== What you are asked to do ==
Each line of the material below should be reproduced exactly.

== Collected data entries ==

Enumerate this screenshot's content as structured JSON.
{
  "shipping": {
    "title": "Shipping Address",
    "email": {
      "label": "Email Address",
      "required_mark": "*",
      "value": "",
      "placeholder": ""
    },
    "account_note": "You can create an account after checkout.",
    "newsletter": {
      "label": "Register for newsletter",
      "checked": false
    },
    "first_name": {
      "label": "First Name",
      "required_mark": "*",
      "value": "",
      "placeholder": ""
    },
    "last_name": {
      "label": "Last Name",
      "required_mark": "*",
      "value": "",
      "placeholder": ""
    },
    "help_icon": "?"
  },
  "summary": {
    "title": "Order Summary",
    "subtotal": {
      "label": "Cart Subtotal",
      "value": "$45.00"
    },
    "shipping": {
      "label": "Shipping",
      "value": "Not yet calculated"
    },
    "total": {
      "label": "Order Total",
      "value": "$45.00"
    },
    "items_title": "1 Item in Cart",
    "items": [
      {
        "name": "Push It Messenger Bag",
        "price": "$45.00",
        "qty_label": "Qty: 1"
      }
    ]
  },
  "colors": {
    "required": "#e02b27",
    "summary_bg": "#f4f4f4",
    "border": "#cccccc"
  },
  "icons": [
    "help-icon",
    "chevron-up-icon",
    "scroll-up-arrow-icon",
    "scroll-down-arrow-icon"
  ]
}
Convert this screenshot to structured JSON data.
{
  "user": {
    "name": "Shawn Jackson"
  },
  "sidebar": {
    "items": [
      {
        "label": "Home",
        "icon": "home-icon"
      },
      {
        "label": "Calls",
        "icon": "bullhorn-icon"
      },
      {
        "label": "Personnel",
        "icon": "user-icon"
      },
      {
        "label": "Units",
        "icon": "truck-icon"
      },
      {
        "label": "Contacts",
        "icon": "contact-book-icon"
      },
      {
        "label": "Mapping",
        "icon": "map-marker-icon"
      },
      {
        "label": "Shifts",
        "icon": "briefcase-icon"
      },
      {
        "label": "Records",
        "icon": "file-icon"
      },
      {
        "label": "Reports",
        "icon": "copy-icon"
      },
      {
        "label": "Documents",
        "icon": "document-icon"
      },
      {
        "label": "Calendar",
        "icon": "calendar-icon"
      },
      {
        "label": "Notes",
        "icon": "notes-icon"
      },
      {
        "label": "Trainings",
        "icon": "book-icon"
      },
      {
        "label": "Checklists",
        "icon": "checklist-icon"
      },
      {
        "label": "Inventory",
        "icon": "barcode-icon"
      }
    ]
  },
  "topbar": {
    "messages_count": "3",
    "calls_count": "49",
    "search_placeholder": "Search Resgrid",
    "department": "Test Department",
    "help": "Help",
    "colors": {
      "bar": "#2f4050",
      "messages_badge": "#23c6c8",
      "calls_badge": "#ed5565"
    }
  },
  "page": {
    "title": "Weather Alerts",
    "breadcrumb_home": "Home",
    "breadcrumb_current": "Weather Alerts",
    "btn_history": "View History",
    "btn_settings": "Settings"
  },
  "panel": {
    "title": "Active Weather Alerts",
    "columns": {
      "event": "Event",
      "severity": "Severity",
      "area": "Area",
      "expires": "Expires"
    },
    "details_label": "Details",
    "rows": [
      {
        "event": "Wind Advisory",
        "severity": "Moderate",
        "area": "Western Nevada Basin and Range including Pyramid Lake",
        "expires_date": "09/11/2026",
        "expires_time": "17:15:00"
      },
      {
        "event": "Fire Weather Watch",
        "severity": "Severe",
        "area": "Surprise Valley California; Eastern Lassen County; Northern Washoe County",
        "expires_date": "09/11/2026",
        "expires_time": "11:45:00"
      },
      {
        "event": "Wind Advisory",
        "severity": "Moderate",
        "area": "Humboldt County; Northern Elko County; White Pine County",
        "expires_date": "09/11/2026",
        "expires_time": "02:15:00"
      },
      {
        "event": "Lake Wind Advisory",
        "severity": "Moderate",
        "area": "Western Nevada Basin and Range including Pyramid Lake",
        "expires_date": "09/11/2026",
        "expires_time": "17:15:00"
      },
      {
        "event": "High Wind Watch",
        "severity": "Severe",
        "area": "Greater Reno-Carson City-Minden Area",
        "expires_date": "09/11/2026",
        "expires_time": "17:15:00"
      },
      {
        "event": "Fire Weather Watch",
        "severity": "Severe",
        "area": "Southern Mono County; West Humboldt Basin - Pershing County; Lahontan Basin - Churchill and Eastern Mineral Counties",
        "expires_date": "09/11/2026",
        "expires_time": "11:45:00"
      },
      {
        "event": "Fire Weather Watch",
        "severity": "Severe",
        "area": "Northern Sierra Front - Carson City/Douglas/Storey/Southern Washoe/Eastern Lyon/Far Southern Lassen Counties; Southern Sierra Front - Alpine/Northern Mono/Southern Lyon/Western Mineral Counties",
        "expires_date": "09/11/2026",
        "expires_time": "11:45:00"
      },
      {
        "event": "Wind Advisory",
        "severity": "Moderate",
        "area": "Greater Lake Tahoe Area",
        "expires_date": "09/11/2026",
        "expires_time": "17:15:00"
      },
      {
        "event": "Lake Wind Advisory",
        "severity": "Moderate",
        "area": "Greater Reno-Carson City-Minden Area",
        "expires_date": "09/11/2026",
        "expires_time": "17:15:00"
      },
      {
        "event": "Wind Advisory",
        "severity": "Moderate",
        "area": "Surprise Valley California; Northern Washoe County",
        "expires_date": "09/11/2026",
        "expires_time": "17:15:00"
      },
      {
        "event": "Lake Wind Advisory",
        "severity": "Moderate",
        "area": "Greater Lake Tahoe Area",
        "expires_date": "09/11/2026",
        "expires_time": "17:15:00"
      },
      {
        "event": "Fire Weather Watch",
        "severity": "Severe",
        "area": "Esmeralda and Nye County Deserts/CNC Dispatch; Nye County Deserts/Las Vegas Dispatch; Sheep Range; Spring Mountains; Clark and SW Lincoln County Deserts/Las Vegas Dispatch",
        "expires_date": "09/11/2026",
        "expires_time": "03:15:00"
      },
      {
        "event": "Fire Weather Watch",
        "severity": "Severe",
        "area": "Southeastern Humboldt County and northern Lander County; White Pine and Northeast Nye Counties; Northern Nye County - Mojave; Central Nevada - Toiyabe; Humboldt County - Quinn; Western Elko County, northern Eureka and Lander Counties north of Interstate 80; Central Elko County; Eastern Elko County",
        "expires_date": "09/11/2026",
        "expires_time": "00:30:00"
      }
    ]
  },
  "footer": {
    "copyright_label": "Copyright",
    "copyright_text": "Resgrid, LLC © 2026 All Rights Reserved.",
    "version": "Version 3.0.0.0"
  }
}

== Exercise answer ==
Enumerate this screenshot's content as structured JSON.
{
  "shipping": {
    "title": "Shipping Address",
    "email": {
      "label": "Email Address",
      "required_mark": "*",
      "value": "",
      "placeholder": ""
    },
    "account_note": "You can create an account after checkout.",
    "newsletter": {
      "label": "Register for newsletter",
      "checked": false
    },
    "first_name": {
      "label": "First Name",
      "required_mark": "*",
      "value": "",
      "placeholder": ""
    },
    "last_name": {
      "label": "Last Name",
      "required_mark": "*",
      "value": "",
      "placeholder": ""
    },
    "help_icon": "?"
  },
  "summary": {
    "title": "Order Summary",
    "subtotal": {
      "label": "Cart Subtotal",
      "value": "$45.00"
    },
    "shipping": {
      "label": "Shipping",
      "value": "Not yet calculated"
    },
    "total": {
      "label": "Order Total",
      "value": "$45.00"
    },
    "items_title": "1 Item in Cart",
    "items": [
      {
        "name": "Push It Messenger Bag",
        "price": "$45.00",
        "qty_label": "Qty: 1"
      }
    ]
  },
  "colors": {
    "required": "#e02b27",
    "summary_bg": "#f4f4f4",
    "border": "#cccccc"
  },
  "icons": [
    "help-icon",
    "chevron-up-icon",
    "scroll-up-arrow-icon",
    "scroll-down-arrow-icon"
  ]
}
Convert this screenshot to structured JSON data.
{
  "user": {
    "name": "Shawn Jackson"
  },
  "sidebar": {
    "items": [
      {
        "label": "Home",
        "icon": "home-icon"
      },
      {
        "label": "Calls",
        "icon": "bullhorn-icon"
      },
      {
        "label": "Personnel",
        "icon": "user-icon"
      },
      {
        "label": "Units",
        "icon": "truck-icon"
      },
      {
        "label": "Contacts",
        "icon": "contact-book-icon"
      },
      {
        "label": "Mapping",
        "icon": "map-marker-icon"
      },
      {
        "label": "Shifts",
        "icon": "briefcase-icon"
      },
      {
        "label": "Records",
        "icon": "file-icon"
      },
      {
        "label": "Reports",
        "icon": "copy-icon"
      },
      {
        "label": "Documents",
        "icon": "document-icon"
      },
      {
        "label": "Calendar",
        "icon": "calendar-icon"
      },
      {
        "label": "Notes",
        "icon": "notes-icon"
      },
      {
        "label": "Trainings",
        "icon": "book-icon"
      },
      {
        "label": "Checklists",
        "icon": "checklist-icon"
      },
      {
        "label": "Inventory",
        "icon": "barcode-icon"
      }
    ]
  },
  "topbar": {
    "messages_count": "3",
    "calls_count": "49",
    "search_placeholder": "Search Resgrid",
    "department": "Test Department",
    "help": "Help",
    "colors": {
      "bar": "#2f4050",
      "messages_badge": "#23c6c8",
      "calls_badge": "#ed5565"
    }
  },
  "page": {
    "title": "Weather Alerts",
    "breadcrumb_home": "Home",
    "breadcrumb_current": "Weather Alerts",
    "btn_history": "View History",
    "btn_settings": "Settings"
  },
  "panel": {
    "title": "Active Weather Alerts",
    "columns": {
      "event": "Event",
      "severity": "Severity",
      "area": "Area",
      "expires": "Expires"
    },
    "details_label": "Details",
    "rows": [
      {
        "event": "Wind Advisory",
        "severity": "Moderate",
        "area": "Western Nevada Basin and Range including Pyramid Lake",
        "expires_date": "09/11/2026",
        "expires_time": "17:15:00"
      },
      {
        "event": "Fire Weather Watch",
        "severity": "Severe",
        "area": "Surprise Valley California; Eastern Lassen County; Northern Washoe County",
        "expires_date": "09/11/2026",
        "expires_time": "11:45:00"
      },
      {
        "event": "Wind Advisory",
        "severity": "Moderate",
        "area": "Humboldt County; Northern Elko County; White Pine County",
        "expires_date": "09/11/2026",
        "expires_time": "02:15:00"
      },
      {
        "event": "Lake Wind Advisory",
        "severity": "Moderate",
        "area": "Western Nevada Basin and Range including Pyramid Lake",
        "expires_date": "09/11/2026",
        "expires_time": "17:15:00"
      },
      {
        "event": "High Wind Watch",
        "severity": "Severe",
        "area": "Greater Reno-Carson City-Minden Area",
        "expires_date": "09/11/2026",
        "expires_time": "17:15:00"
      },
      {
        "event": "Fire Weather Watch",
        "severity": "Severe",
        "area": "Southern Mono County; West Humboldt Basin - Pershing County; Lahontan Basin - Churchill and Eastern Mineral Counties",
        "expires_date": "09/11/2026",
        "expires_time": "11:45:00"
      },
      {
        "event": "Fire Weather Watch",
        "severity": "Severe",
        "area": "Northern Sierra Front - Carson City/Douglas/Storey/Southern Washoe/Eastern Lyon/Far Southern Lassen Counties; Southern Sierra Front - Alpine/Northern Mono/Southern Lyon/Western Mineral Counties",
        "expires_date": "09/11/2026",
        "expires_time": "11:45:00"
      },
      {
        "event": "Wind Advisory",
        "severity": "Moderate",
        "area": "Greater Lake Tahoe Area",
        "expires_date": "09/11/2026",
        "expires_time": "17:15:00"
      },
      {
        "event": "Lake Wind Advisory",
        "severity": "Moderate",
        "area": "Greater Reno-Carson City-Minden Area",
        "expires_date": "09/11/2026",
        "expires_time": "17:15:00"
      },
      {
        "event": "Wind Advisory",
        "severity": "Moderate",
        "area": "Surprise Valley California; Northern Washoe County",
        "expires_date": "09/11/2026",
        "expires_time": "17:15:00"
      },
      {
        "event": "Lake Wind Advisory",
        "severity": "Moderate",
        "area": "Greater Lake Tahoe Area",
        "expires_date": "09/11/2026",
        "expires_time": "17:15:00"
      },
      {
        "event": "Fire Weather Watch",
        "severity": "Severe",
        "area": "Esmeralda and Nye County Deserts/CNC Dispatch; Nye County Deserts/Las Vegas Dispatch; Sheep Range; Spring Mountains; Clark and SW Lincoln County Deserts/Las Vegas Dispatch",
        "expires_date": "09/11/2026",
        "expires_time": "03:15:00"
      },
      {
        "event": "Fire Weather Watch",
        "severity": "Severe",
        "area": "Southeastern Humboldt County and northern Lander County; White Pine and Northeast Nye Counties; Northern Nye County - Mojave; Central Nevada - Toiyabe; Humboldt County - Quinn; Western Elko County, northern Eureka and Lander Counties north of Interstate 80; Central Elko County; Eastern Elko County",
        "expires_date": "09/11/2026",
        "expires_time": "00:30:00"
      }
    ]
  },
  "footer": {
    "copyright_label": "Copyright",
    "copyright_text": "Resgrid, LLC © 2026 All Rights Reserved.",
    "version": "Version 3.0.0.0"
  }
}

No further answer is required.